REQUEST:
From the entries below, say how many lines carry the word "คาถาสาตราพระเจ", and give nothing but the number.

───

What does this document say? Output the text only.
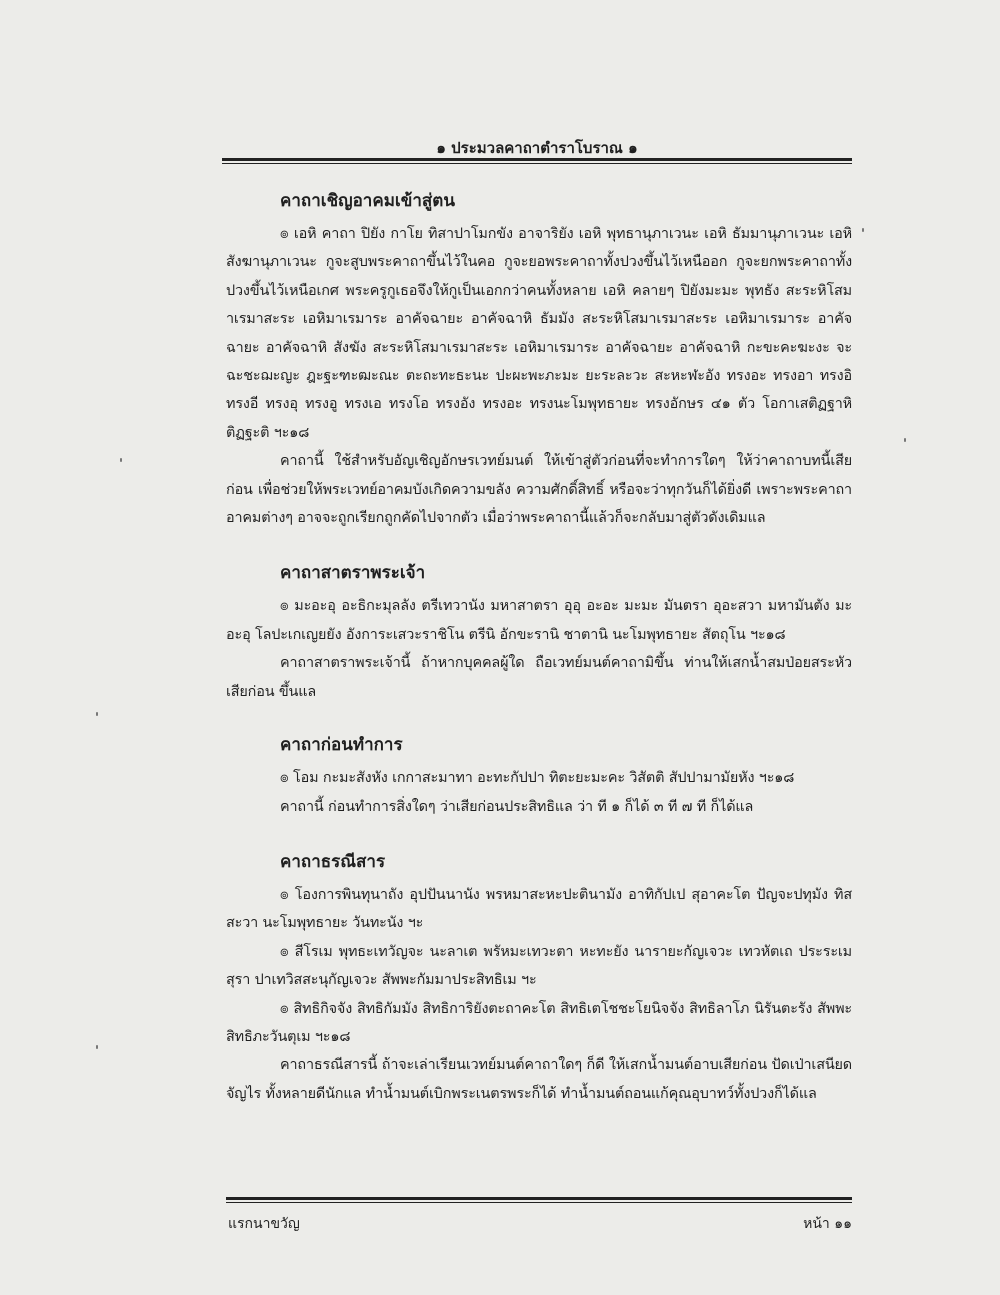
๑ ประมวลคาถาตำราโบราณ ๑
คาถาเชิญอาคมเข้าสู่ตน

๏ เอหิ คาถา ปิยัง กาโย ทิสาปาโมกขัง อาจาริยัง เอหิ พุทธานุภาเวนะ เอหิ ธัมมานุภาเวนะ เอหิ สังฆานุภาเวนะ กูจะสูบพระคาถาขึ้นไว้ในคอ กูจะยอพระคาถาทั้งปวงขึ้นไว้เหนืออก กูจะยกพระคาถาทั้งปวงขึ้นไว้เหนือเกศ พระครูกูเธอจึงให้กูเป็นเอกกว่าคนทั้งหลาย เอหิ คลายๆ ปิยังมะมะ พุทธัง สะระหิโสมาเรมาสะระ เอหิมาเรมาระ อาคัจฉายะ อาคัจฉาหิ ธัมมัง สะระหิโสมาเรมาสะระ เอหิมาเรมาระ อาคัจฉายะ อาคัจฉาหิ สังฆัง สะระหิโสมาเรมาสะระ เอหิมาเรมาระ อาคัจฉายะ อาคัจฉาหิ กะขะคะฆะงะ จะฉะชะฌะญะ ฎะฐะฑะฒะณะ ตะถะทะธะนะ ปะผะพะภะมะ ยะระละวะ สะหะฬะอัง ทรงอะ ทรงอา ทรงอิ ทรงอี ทรงอุ ทรงอู ทรงเอ ทรงโอ ทรงอัง ทรงอะ ทรงนะโมพุทธายะ ทรงอักษร ๔๑ ตัว โอกาเสติฏฐาหิ ติฏฐะติ ฯะ๑๘

คาถานี้ ใช้สำหรับอัญเชิญอักษรเวทย์มนต์ ให้เข้าสู่ตัวก่อนที่จะทำการใดๆ ให้ว่าคาถาบทนี้เสียก่อน เพื่อช่วยให้พระเวทย์อาคมบังเกิดความขลัง ความศักดิ์สิทธิ์ หรือจะว่าทุกวันก็ได้ยิ่งดี เพราะพระคาถาอาคมต่างๆ อาจจะถูกเรียกถูกคัดไปจากตัว เมื่อว่าพระคาถานี้แล้วก็จะกลับมาสู่ตัวดังเดิมแล

คาถาสาตราพระเจ้า

๏ มะอะอุ อะธิกะมุลลัง ตรีเทวานัง มหาสาตรา อุอุ อะอะ มะมะ มันตรา อุอะสวา มหามันตัง มะอะอุ โลปะเกเญยยัง อังการะเสวะราชิโน ตรีนิ อักขะรานิ ชาตานิ นะโมพุทธายะ สัตถุโน ฯะ๑๘

คาถาสาตราพระเจ้านี้ ถ้าหากบุคคลผู้ใด ถือเวทย์มนต์คาถามิขึ้น ท่านให้เสกน้ำสมป่อยสระหัวเสียก่อน ขึ้นแล

คาถาก่อนทำการ

๏ โอม กะมะสังหัง เกกาสะมาทา อะทะกัปปา ทิตะยะมะคะ วิสัตติ สัปปามามัยหัง ฯะ๑๘

คาถานี้ ก่อนทำการสิ่งใดๆ ว่าเสียก่อนประสิทธิแล ว่า ที ๑ ก็ได้ ๓ ที ๗ ที ก็ได้แล

คาถาธรณีสาร

๏ โองการพินทุนาถัง อุปปันนานัง พรหมาสะหะปะตินามัง อาทิกัปเป สุอาคะโต ปัญจะปทุมัง ทิสสะวา นะโมพุทธายะ วันทะนัง ฯะ

๏ สีโรเม พุทธะเทวัญจะ นะลาเต พรัหมะเทวะตา หะทะยัง นารายะกัญเจวะ เทวหัตเถ ประระเมสุรา ปาเทวิสสะนุกัญเจวะ สัพพะกัมมาประสิทธิเม ฯะ

๏ สิทธิกิจจัง สิทธิกัมมัง สิทธิการิยังตะถาคะโต สิทธิเตโชชะโยนิจจัง สิทธิลาโภ นิรันตะรัง สัพพะสิทธิภะวันตุเม ฯะ๑๘

คาถาธรณีสารนี้ ถ้าจะเล่าเรียนเวทย์มนต์คาถาใดๆ ก็ดี ให้เสกน้ำมนต์อาบเสียก่อน ปัดเป่าเสนียดจัญไร ทั้งหลายดีนักแล ทำน้ำมนต์เบิกพระเนตรพระก็ได้ ทำน้ำมนต์ถอนแก้คุณอุบาทว์ทั้งปวงก็ได้แล

แรกนาขวัญ	หน้า ๑๑
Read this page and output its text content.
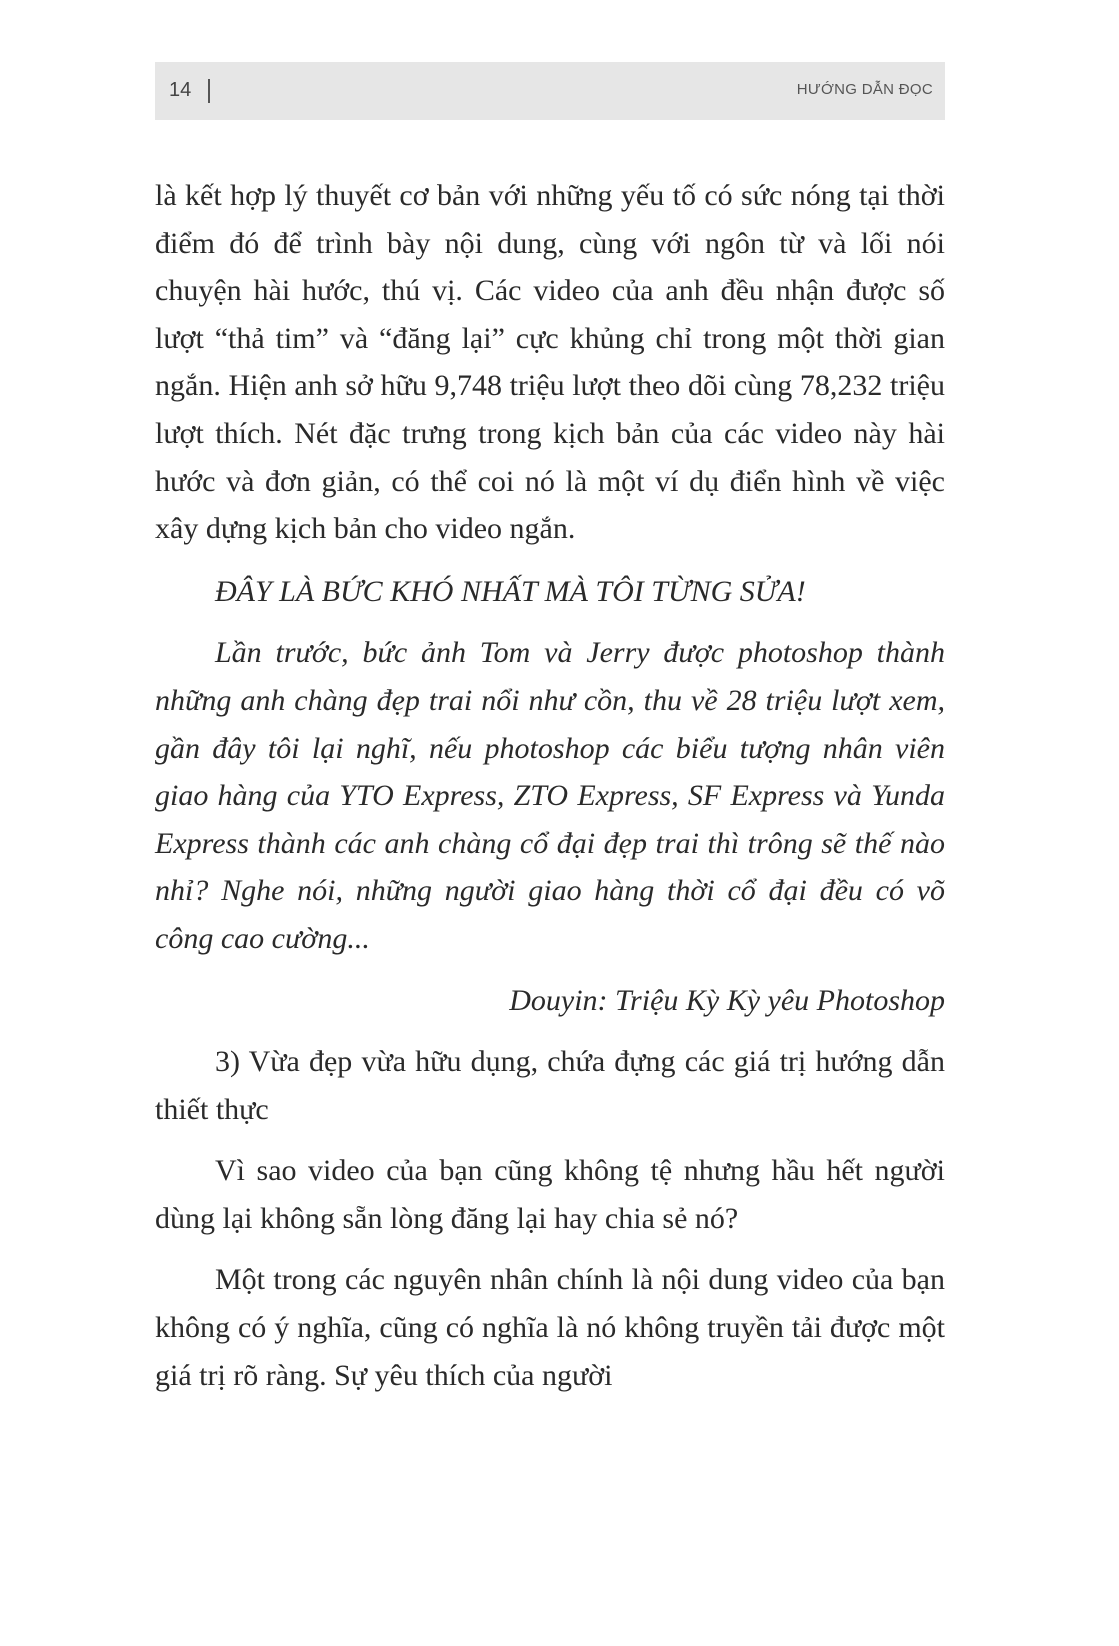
14	HƯỚNG DẪN ĐỌC

là kết hợp lý thuyết cơ bản với những yếu tố có sức nóng tại thời điểm đó để trình bày nội dung, cùng với ngôn từ và lối nói chuyện hài hước, thú vị. Các video của anh đều nhận được số lượt “thả tim” và “đăng lại” cực khủng chỉ trong một thời gian ngắn. Hiện anh sở hữu 9,748 triệu lượt theo dõi cùng 78,232 triệu lượt thích. Nét đặc trưng trong kịch bản của các video này hài hước và đơn giản, có thể coi nó là một ví dụ điển hình về việc xây dựng kịch bản cho video ngắn.

ĐÂY LÀ BỨC KHÓ NHẤT MÀ TÔI TỪNG SỬA!

Lần trước, bức ảnh Tom và Jerry được photoshop thành những anh chàng đẹp trai nổi như cồn, thu về 28 triệu lượt xem, gần đây tôi lại nghĩ, nếu photoshop các biểu tượng nhân viên giao hàng của YTO Express, ZTO Express, SF Express và Yunda Express thành các anh chàng cổ đại đẹp trai thì trông sẽ thế nào nhỉ? Nghe nói, những người giao hàng thời cổ đại đều có võ công cao cường...

Douyin: Triệu Kỳ Kỳ yêu Photoshop

3) Vừa đẹp vừa hữu dụng, chứa đựng các giá trị hướng dẫn thiết thực

Vì sao video của bạn cũng không tệ nhưng hầu hết người dùng lại không sẵn lòng đăng lại hay chia sẻ nó?

Một trong các nguyên nhân chính là nội dung video của bạn không có ý nghĩa, cũng có nghĩa là nó không truyền tải được một giá trị rõ ràng. Sự yêu thích của người
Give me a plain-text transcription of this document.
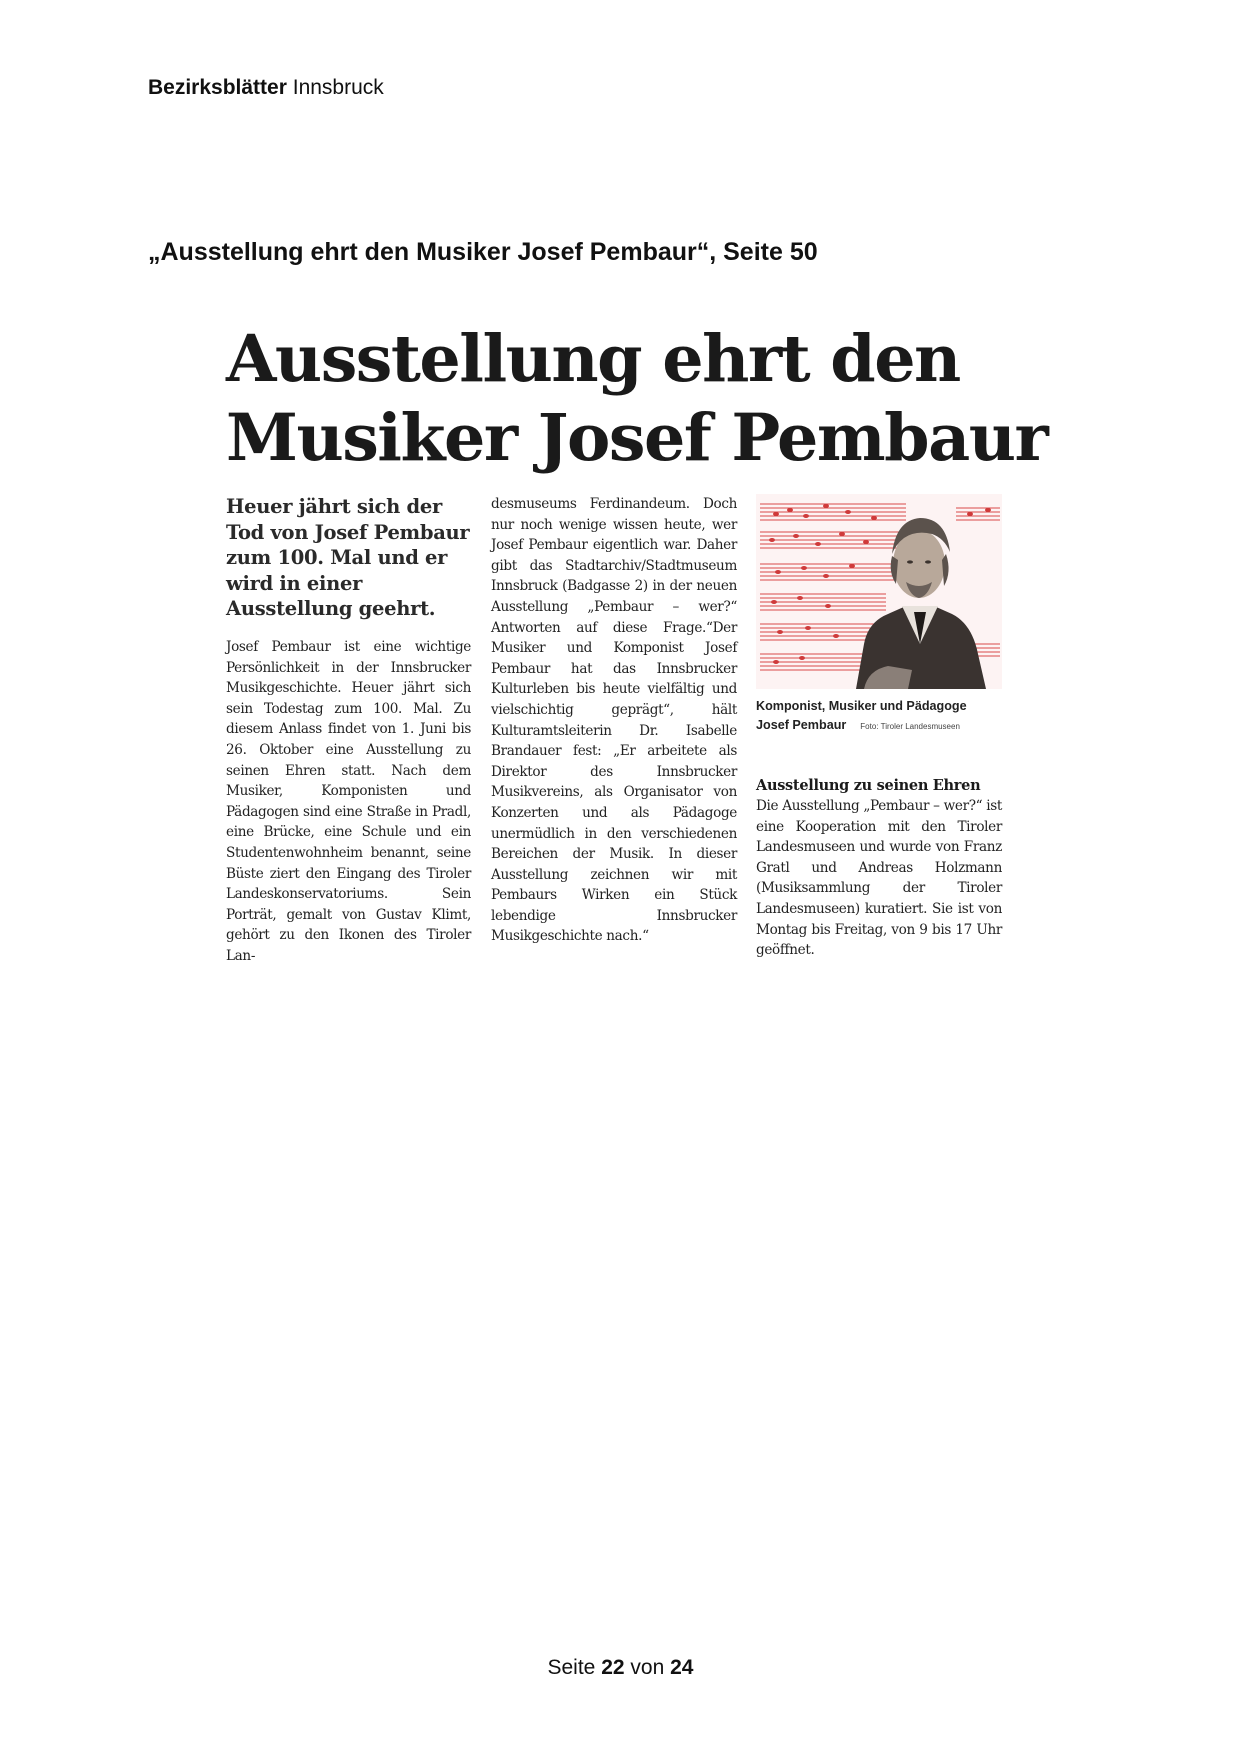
Bezirksblätter Innsbruck
„Ausstellung ehrt den Musiker Josef Pembaur“, Seite 50
Ausstellung ehrt den
Musiker Josef Pembaur
Heuer jährt sich der Tod von Josef Pembaur zum 100. Mal und er wird in einer Ausstellung geehrt.
Josef Pembaur ist eine wichtige Persönlichkeit in der Innsbrucker Musikgeschichte. Heuer jährt sich sein Todestag zum 100. Mal. Zu diesem Anlass findet von 1. Juni bis 26. Oktober eine Ausstellung zu seinen Ehren statt. Nach dem Musiker, Komponisten und Pädagogen sind eine Straße in Pradl, eine Brücke, eine Schule und ein Studentenwohnheim benannt, seine Büste ziert den Eingang des Tiroler Landeskonservatoriums. Sein Porträt, gemalt von Gustav Klimt, gehört zu den Ikonen des Tiroler Lan-
desmuseums Ferdinandeum. Doch nur noch wenige wissen heute, wer Josef Pembaur eigentlich war. Daher gibt das Stadtarchiv/Stadtmuseum Innsbruck (Badgasse 2) in der neuen Ausstellung „Pembaur – wer?“ Antworten auf diese Frage.“Der Musiker und Komponist Josef Pembaur hat das Innsbrucker Kulturleben bis heute vielfältig und vielschichtig geprägt“, hält Kulturamtsleiterin Dr. Isabelle Brandauer fest: „Er arbeitete als Direktor des Innsbrucker Musikvereins, als Organisator von Konzerten und als Pädagoge unermüdlich in den verschiedenen Bereichen der Musik. In dieser Ausstellung zeichnen wir mit Pembaurs Wirken ein Stück lebendige Innsbrucker Musikgeschichte nach.“
Komponist, Musiker und Pädagoge Josef Pembaur Foto: Tiroler Landesmuseen
Ausstellung zu seinen Ehren
Die Ausstellung „Pembaur – wer?“ ist eine Kooperation mit den Tiroler Landesmuseen und wurde von Franz Gratl und Andreas Holzmann (Musiksammlung der Tiroler Landesmuseen) kuratiert. Sie ist von Montag bis Freitag, von 9 bis 17 Uhr geöffnet.
Seite 22 von 24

───

ANSWER TO THIS TASK:
2